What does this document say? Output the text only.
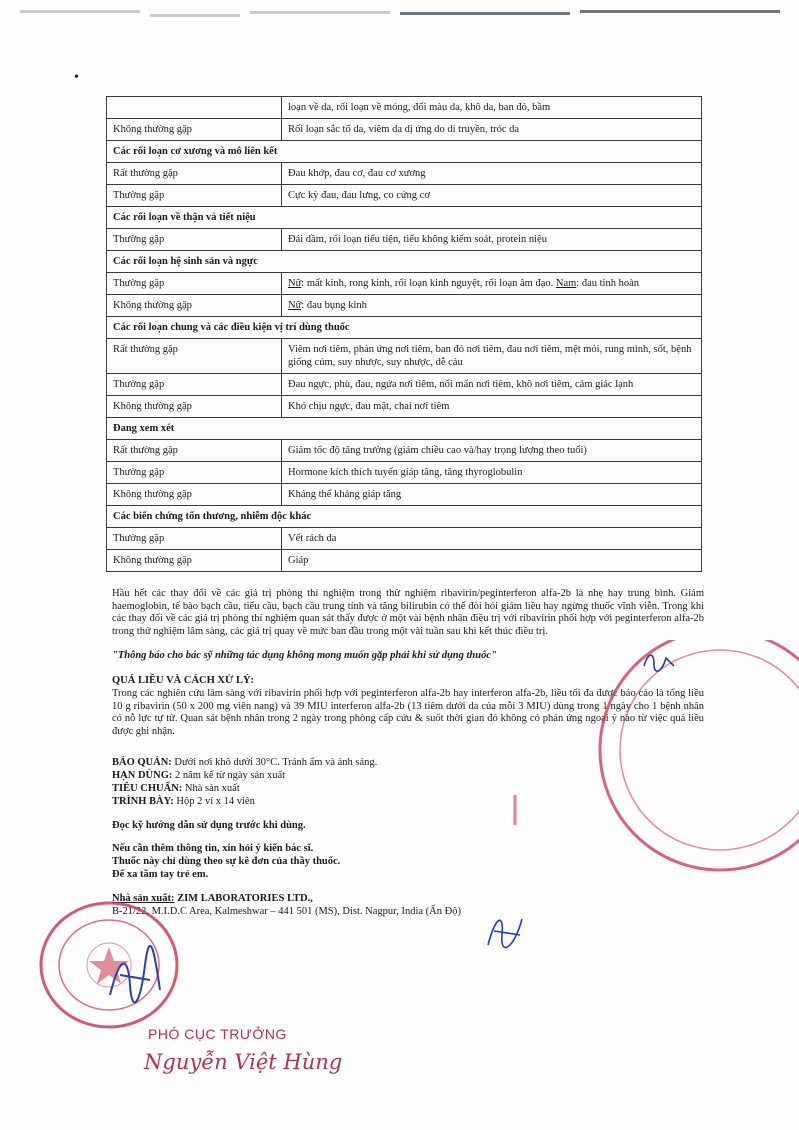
•
	loạn về da, rối loạn về móng, đổi màu da, khô da, ban đỏ, bầm
Không thường gặp	Rối loạn sắc tố da, viêm da dị ứng do di truyền, tróc da
Các rối loạn cơ xương và mô liên kết	
Rất thường gặp	Đau khớp, đau cơ, đau cơ xương
Thường gặp	Cực kỳ đau, đau lưng, co cứng cơ
Các rối loạn về thận và tiết niệu	
Thường gặp	Đái dầm, rối loạn tiểu tiện, tiểu không kiểm soát, protein niệu
Các rối loạn hệ sinh sản và ngực	
Thường gặp	Nữ: mất kinh, rong kinh, rối loạn kinh nguyệt, rối loạn âm đạo. Nam: đau tinh hoàn
Không thường gặp	Nữ: đau bụng kinh
Các rối loạn chung và các điều kiện vị trí dùng thuốc	
Rất thường gặp	Viêm nơi tiêm, phản ứng nơi tiêm, ban đỏ nơi tiêm, đau nơi tiêm, mệt mỏi, rung mình, sốt, bệnh giống cúm, suy nhược, suy nhược, dễ cáu
Thường gặp	Đau ngực, phù, đau, ngứa nơi tiêm, nổi mẩn nơi tiêm, khô nơi tiêm, cảm giác lạnh
Không thường gặp	Khó chịu ngực, đau mặt, chai nơi tiêm
Đang xem xét	
Rất thường gặp	Giảm tốc độ tăng trưởng (giảm chiều cao và/hay trọng lượng theo tuổi)
Thường gặp	Hormone kích thích tuyến giáp tăng, tăng thyroglobulin
Không thường gặp	Kháng thể kháng giáp tăng
Các biến chứng tổn thương, nhiễm độc khác	
Thường gặp	Vết rách da
Không thường gặp	Giáp
Hầu hết các thay đổi về các giá trị phòng thí nghiệm trong thử nghiệm ribavirin/peginterferon alfa-2b là nhẹ hay trung bình. Giảm haemoglobin, tế bào bạch cầu, tiểu cầu, bạch cầu trung tính và tăng bilirubin có thể đòi hỏi giảm liều hay ngừng thuốc vĩnh viễn. Trong khi các thay đổi về các giá trị phòng thí nghiệm quan sát thấy được ở một vài bệnh nhân điều trị với ribavirin phối hợp với peginterferon alfa-2b trong thử nghiệm lâm sàng, các giá trị quay về mức ban đầu trong một vài tuần sau khi kết thúc điều trị.
"Thông báo cho bác sỹ những tác dụng không mong muốn gặp phải khi sử dụng thuốc"
QUÁ LIỀU VÀ CÁCH XỬ LÝ:
Trong các nghiên cứu lâm sàng với ribavirin phối hợp với peginterferon alfa-2b hay interferon alfa-2b, liều tối đa được báo cáo là tổng liều 10 g ribavirin (50 x 200 mg viên nang) và 39 MIU interferon alfa-2b (13 tiêm dưới da của mỗi 3 MIU) dùng trong 1 ngày cho 1 bệnh nhân có nỗ lực tự tử. Quan sát bệnh nhân trong 2 ngày trong phòng cấp cứu & suốt thời gian đó không có phản ứng ngoại ý nào từ việc quá liều được ghi nhận.
BẢO QUẢN: Dưới nơi khô dưới 30°C. Tránh ẩm và ánh sáng.
HẠN DÙNG: 2 năm kể từ ngày sản xuất
TIÊU CHUẨN: Nhà sản xuất
TRÌNH BÀY: Hộp 2 vỉ x 14 viên
Đọc kỹ hướng dẫn sử dụng trước khi dùng.
Nếu cần thêm thông tin, xin hỏi ý kiến bác sĩ.
Thuốc này chỉ dùng theo sự kê đơn của thầy thuốc.
Để xa tầm tay trẻ em.
Nhà sản xuất: ZIM LABORATORIES LTD.,
B-21/22, M.I.D.C Area, Kalmeshwar – 441 501 (MS), Dist. Nagpur, India (Ấn Độ)
PHÓ CỤC TRƯỞNG
Nguyễn Việt Hùng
....
▸ PROBLEM TO SOLVE
Write out each line above containing "kinh".

▸ WRITTEN SOLUTION
Thường gặp	Nữ: mất kinh, rong kinh, rối loạn kinh nguyệt, rối loạn âm đạo. Nam: đau tinh hoàn
Không thường gặp	Nữ: đau bụng kinh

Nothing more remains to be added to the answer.